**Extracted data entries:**
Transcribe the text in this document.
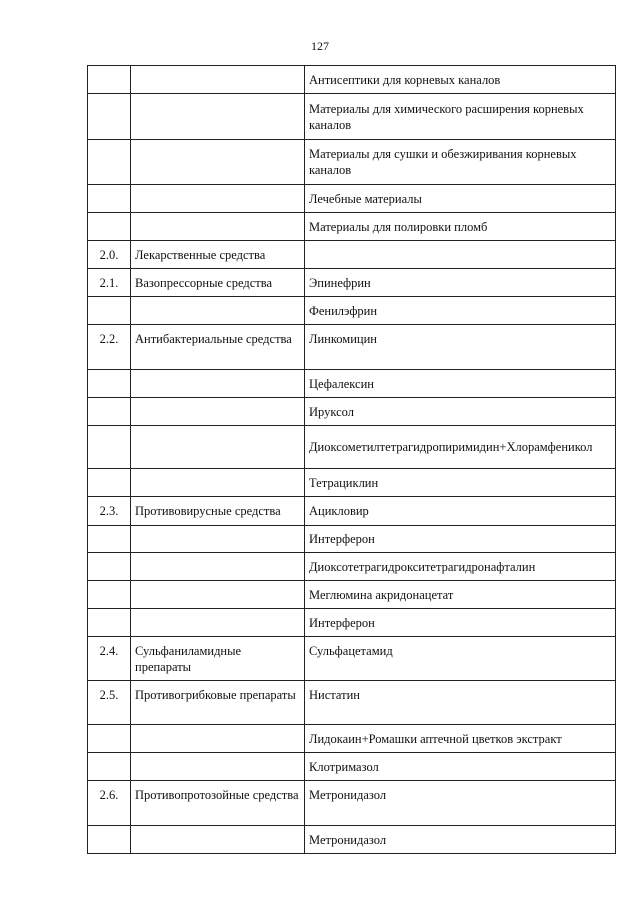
127
		Антисептики для корневых каналов
		Материалы для химического расширения корневых каналов
		Материалы для сушки и обезжиривания корневых каналов
		Лечебные материалы
		Материалы для полировки пломб
2.0.	Лекарственные средства	
2.1.	Вазопрессорные средства	Эпинефрин
		Фенилэфрин
2.2.	Антибактериальные средства	Линкомицин
		Цефалексин
		Ируксол
		Диоксометилтетрагидропиримидин+Хлорамфеникол
		Тетрациклин
2.3.	Противовирусные средства	Ацикловир
		Интерферон
		Диоксотетрагидрокситетрагидронафталин
		Меглюмина акридонацетат
		Интерферон
2.4.	Сульфаниламидные препараты	Сульфацетамид
2.5.	Противогрибковые препараты	Нистатин
		Лидокаин+Ромашки аптечной цветков экстракт
		Клотримазол
2.6.	Противопротозойные средства	Метронидазол
		Метронидазол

**Exercise task:** Write out all the entries again, word for word, and print no images.

**Output for this task:**
Transcribe the text in this document.
127
		Антисептики для корневых каналов
		Материалы для химического расширения корневых каналов
		Материалы для сушки и обезжиривания корневых каналов
		Лечебные материалы
		Материалы для полировки пломб
2.0.	Лекарственные средства	
2.1.	Вазопрессорные средства	Эпинефрин
		Фенилэфрин
2.2.	Антибактериальные средства	Линкомицин
		Цефалексин
		Ируксол
		Диоксометилтетрагидропиримидин+Хлорамфеникол
		Тетрациклин
2.3.	Противовирусные средства	Ацикловир
		Интерферон
		Диоксотетрагидрокситетрагидронафталин
		Меглюмина акридонацетат
		Интерферон
2.4.	Сульфаниламидные препараты	Сульфацетамид
2.5.	Противогрибковые препараты	Нистатин
		Лидокаин+Ромашки аптечной цветков экстракт
		Клотримазол
2.6.	Противопротозойные средства	Метронидазол
		Метронидазол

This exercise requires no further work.